* _DIRECTIONS_: Return each line of the listing that contains the string "JSON".

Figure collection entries

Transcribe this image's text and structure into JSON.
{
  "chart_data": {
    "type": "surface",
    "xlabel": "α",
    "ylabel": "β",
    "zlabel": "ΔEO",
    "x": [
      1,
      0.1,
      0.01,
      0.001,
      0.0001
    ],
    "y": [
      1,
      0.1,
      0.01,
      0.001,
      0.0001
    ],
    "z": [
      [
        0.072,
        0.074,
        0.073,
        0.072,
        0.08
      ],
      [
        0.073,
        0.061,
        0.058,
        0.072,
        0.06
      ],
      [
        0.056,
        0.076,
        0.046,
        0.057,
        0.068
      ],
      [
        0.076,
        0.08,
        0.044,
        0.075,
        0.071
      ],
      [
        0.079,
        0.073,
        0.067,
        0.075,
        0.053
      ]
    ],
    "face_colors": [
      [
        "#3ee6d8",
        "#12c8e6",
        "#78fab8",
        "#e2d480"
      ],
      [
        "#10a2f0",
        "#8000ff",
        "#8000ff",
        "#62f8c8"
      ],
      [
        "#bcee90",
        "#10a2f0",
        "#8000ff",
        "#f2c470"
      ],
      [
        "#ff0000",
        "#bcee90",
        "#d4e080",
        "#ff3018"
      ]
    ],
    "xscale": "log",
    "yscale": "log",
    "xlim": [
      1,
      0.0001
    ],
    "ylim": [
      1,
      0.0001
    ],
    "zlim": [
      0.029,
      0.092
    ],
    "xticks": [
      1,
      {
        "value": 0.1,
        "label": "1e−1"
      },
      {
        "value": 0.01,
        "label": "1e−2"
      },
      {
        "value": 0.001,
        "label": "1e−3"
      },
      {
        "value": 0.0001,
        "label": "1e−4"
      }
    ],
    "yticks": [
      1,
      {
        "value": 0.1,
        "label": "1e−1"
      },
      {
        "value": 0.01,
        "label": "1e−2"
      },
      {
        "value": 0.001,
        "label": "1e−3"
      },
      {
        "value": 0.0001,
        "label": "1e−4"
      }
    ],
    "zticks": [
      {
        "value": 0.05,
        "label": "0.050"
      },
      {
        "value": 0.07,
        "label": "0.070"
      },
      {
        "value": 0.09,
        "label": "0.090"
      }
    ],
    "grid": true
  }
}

---

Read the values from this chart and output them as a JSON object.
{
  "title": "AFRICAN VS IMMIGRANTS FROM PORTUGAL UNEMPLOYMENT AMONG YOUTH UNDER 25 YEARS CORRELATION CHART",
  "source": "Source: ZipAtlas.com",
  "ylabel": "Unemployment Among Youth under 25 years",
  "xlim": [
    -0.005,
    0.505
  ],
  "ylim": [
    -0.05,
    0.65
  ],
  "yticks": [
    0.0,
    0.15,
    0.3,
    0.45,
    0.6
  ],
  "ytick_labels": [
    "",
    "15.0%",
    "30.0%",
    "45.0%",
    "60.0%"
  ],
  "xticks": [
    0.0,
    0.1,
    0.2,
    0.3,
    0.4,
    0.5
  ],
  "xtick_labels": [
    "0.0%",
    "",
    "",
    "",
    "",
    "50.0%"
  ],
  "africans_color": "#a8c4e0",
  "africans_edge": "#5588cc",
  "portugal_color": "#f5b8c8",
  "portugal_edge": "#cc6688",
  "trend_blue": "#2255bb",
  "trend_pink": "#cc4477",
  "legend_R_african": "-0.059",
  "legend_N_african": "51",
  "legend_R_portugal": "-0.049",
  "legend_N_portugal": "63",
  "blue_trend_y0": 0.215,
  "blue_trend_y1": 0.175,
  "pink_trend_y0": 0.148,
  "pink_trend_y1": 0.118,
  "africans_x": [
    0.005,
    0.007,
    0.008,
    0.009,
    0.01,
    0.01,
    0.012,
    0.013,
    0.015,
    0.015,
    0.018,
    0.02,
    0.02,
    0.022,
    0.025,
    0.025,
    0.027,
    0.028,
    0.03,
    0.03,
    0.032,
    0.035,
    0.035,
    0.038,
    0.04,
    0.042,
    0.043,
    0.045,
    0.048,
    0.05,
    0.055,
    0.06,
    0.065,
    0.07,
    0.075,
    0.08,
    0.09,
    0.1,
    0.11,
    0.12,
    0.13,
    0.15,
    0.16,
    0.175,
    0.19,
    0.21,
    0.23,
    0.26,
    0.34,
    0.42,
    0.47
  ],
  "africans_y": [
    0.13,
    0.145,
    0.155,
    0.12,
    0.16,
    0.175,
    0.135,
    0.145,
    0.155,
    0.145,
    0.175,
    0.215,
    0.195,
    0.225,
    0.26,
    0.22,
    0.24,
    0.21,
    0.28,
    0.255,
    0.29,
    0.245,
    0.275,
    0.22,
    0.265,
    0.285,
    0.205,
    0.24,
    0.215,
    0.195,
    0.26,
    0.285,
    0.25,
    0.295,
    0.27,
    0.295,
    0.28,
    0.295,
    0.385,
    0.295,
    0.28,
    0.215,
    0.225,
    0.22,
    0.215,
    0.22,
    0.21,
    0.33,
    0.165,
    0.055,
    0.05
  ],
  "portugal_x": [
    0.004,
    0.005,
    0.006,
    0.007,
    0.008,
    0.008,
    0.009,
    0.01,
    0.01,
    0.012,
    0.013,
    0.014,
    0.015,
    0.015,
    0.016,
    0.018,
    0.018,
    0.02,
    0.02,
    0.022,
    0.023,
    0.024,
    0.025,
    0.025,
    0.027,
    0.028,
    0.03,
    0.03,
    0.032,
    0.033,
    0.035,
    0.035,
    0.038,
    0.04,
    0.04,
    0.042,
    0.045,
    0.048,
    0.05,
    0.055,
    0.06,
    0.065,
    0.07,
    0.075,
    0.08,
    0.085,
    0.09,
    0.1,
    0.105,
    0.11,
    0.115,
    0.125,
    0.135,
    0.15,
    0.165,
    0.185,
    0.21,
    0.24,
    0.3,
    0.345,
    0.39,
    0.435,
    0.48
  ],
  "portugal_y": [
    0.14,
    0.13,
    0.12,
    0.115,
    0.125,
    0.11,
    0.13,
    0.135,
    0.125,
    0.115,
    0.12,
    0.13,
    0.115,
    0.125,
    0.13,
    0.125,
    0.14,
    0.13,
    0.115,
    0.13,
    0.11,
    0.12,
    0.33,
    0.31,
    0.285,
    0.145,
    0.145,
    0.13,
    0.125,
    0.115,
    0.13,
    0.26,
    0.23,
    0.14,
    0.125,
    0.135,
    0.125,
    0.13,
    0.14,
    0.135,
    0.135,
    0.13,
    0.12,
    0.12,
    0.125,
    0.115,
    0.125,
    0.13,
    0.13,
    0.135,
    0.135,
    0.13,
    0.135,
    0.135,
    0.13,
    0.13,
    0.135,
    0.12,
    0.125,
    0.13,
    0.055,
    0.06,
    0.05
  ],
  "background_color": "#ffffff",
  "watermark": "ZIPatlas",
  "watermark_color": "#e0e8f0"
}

* _WRITTEN SOLUTION_:
Transcribe this image's text and structure into JSON.
Read the values from this chart and output them as a JSON object.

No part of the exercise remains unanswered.